***** SELECTED PASSAGE *****
Search code examples
sparqlrdfknowledge-capture

What's the simplest way to represent a grid/matrix in RDF?


I'm not sure how to phrase this question, so if there are better terms or existing answers point me that way! This is my first time designing anything with RDF.

I'm making a small personal knowledgebase to track items in lab, and am unsure how to best encode 2D locations. The only idea I've come up with so far is to make everything a container. For example if I have a 96-well plate, it would be one big container with 12 columns and 8 rows, and each of those would be containers with wells in them, and each well is a container that holds something I'm interested in tracking.

Seems flexible enough to handle lots of real situations, but querying it is kind of cumbersome. To get the strain in well B7 of plate p0001, it would be something like: "describe strain s which is in well w, which is in row r and also in column c, where r and c are in plate p, and p is labeled p0001, and c is labeled 7 and r is labeled B" (Excuse the horrible pseudo-SPARQL)

Is there an easier way? I imagine this comes up in a lot of business contexts involving inventory so people have probably figured it out.

The other thing I'm unsure about is encoding the indexes themselves. Should I just tag them on as literals?

EDIT: The plates look like this.


Solution

  • This may be too broad for a proper answer, but I think there are a few options. I'll start with the ones that are actually about encoding grids, but end with what I think is actually the most appropriate.

    Encode structures with all their array indices

    Containers in RDF, except for lists and structures analogous to them, don't get ordered storage. RDF is just a set of triples. That means that if you want to maintain any kind of index-based reference, then you'll need to encode it directly. That's not too hard. Suppose we have an array like

    [[a, b, c],
     [d, e, f]]
    

    Then we can easily do something like:

    @prefix : <urn:ex:>
    
    :array :hasElement [ :value :a ; :row 0 ; :column 0 ] ,
                       [ :value :b ; :row 0 ; :column 1 ] ,
                       [ :value :c ; :row 0 ; :column 2 ] ,
                       [ :value :d ; :row 1 ; :column 0 ] ,
                       [ :value :e ; :row 1 ; :column 1 ] ,
                       [ :value :f ; :row 1 ; :column 2 ] .
***** RECORD EXTRACTS *****
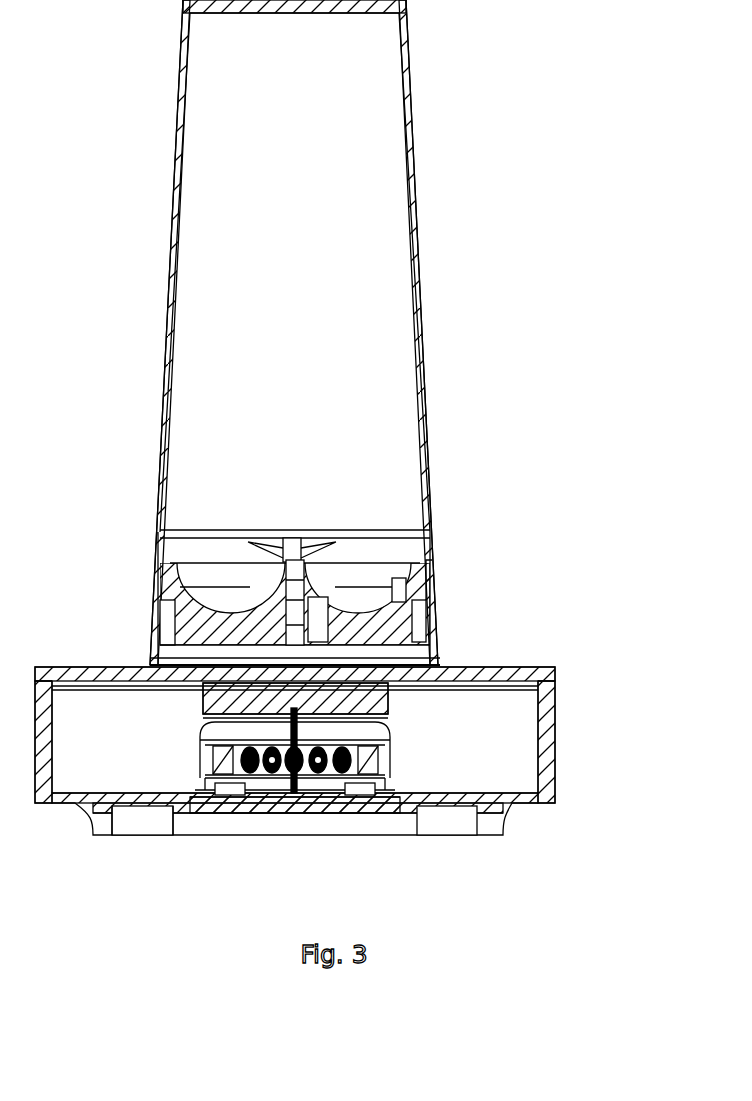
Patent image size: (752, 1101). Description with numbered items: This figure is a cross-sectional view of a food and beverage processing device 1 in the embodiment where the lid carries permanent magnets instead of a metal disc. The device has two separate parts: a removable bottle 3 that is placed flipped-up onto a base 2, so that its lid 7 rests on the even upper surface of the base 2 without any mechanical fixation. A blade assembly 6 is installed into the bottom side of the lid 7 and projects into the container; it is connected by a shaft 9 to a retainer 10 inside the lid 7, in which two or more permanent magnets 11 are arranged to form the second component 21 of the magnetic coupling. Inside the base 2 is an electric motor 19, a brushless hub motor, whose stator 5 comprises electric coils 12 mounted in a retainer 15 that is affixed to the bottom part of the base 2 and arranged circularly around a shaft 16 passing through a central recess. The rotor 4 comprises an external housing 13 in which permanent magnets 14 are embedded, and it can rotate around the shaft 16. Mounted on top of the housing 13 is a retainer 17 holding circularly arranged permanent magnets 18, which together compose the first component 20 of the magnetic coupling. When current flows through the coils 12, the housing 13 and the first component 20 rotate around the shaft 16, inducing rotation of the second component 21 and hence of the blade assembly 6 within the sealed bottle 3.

The food and beverage processing device 1 is at (463, 653).
The base 2 is at (556, 720).
The bottle 3 is at (423, 271).
The rotor 4 is at (390, 758).
The stator 5 is at (200, 778).
The blade assembly 6 is at (250, 546).
The lid 7 is at (180, 622).
The shaft 9 is at (330, 597).
The retainer 10 is at (400, 590).
The permanent magnets 11 is at (203, 684).
The electric coils 12 is at (243, 759).
The external housing 13 is at (208, 748).
The permanent magnets 14 is at (370, 775).
The retainer 15 is at (262, 780).
The shaft 16 is at (294, 794).
The retainer of the magnets 17 is at (384, 714).
The permanent magnets 18 is at (390, 702).
The electric motor 19 is at (190, 786).
The first component of the magnetic coupling 20 is at (370, 720).
The second component of the magnetic coupling 21 is at (430, 615).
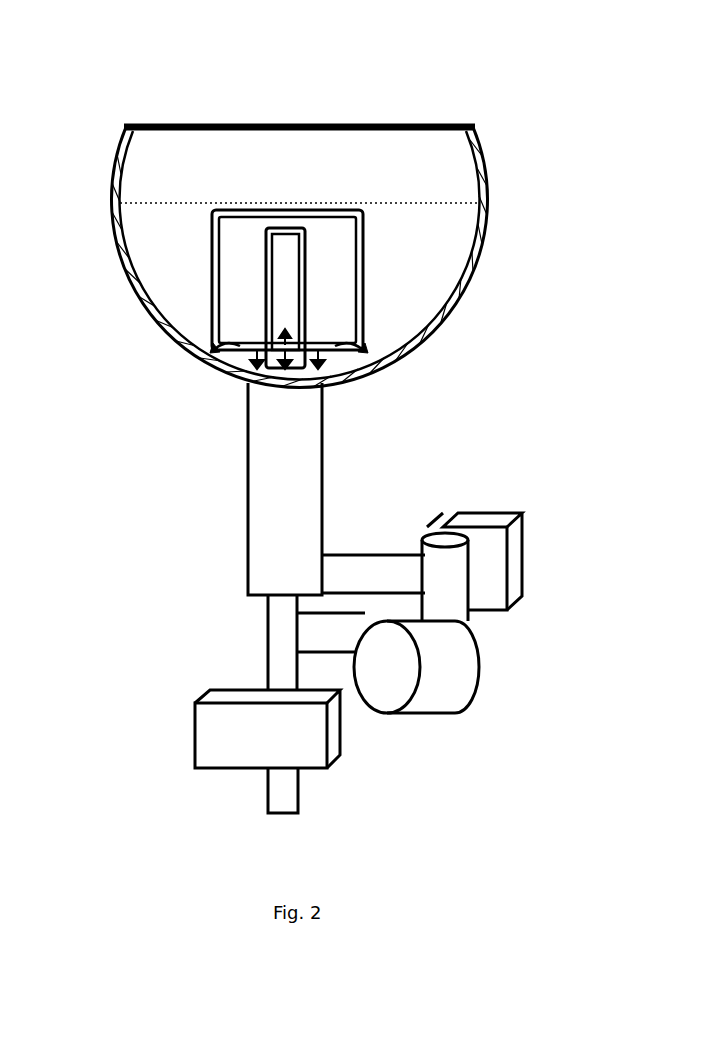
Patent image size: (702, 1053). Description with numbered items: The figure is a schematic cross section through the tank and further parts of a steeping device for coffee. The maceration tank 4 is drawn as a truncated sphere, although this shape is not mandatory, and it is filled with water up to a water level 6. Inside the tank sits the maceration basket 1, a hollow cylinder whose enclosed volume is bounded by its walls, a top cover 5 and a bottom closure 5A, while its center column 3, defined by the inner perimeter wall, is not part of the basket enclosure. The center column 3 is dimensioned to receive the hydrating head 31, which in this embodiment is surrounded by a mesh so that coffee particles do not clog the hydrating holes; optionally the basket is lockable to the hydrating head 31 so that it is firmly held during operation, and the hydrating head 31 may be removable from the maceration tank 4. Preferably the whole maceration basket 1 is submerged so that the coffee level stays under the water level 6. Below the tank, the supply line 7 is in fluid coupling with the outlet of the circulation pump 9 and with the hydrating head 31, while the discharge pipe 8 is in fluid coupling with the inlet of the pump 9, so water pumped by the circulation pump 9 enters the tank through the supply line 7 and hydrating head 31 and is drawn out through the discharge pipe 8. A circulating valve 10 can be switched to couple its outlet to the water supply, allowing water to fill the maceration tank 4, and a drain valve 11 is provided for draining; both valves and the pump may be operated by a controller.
*****
> [INSTRUCTIONS TO FOLLOW]
Please copy the RDF grid thread starting with "What's the simplest" and going on through "interested in tracking.", changing "knowledgebase" to "database".

> [EXPECTED ANSWER]
What's the simplest way to represent a grid/matrix in RDF?


I'm not sure how to phrase this question, so if there are better terms or existing answers point me that way! This is my first time designing anything with RDF.

I'm making a small personal database to track items in lab, and am unsure how to best encode 2D locations. The only idea I've come up with so far is to make everything a container. For example if I have a 96-well plate, it would be one big container with 12 columns and 8 rows, and each of those would be containers with wells in them, and each well is a container that holds something I'm interested in tracking.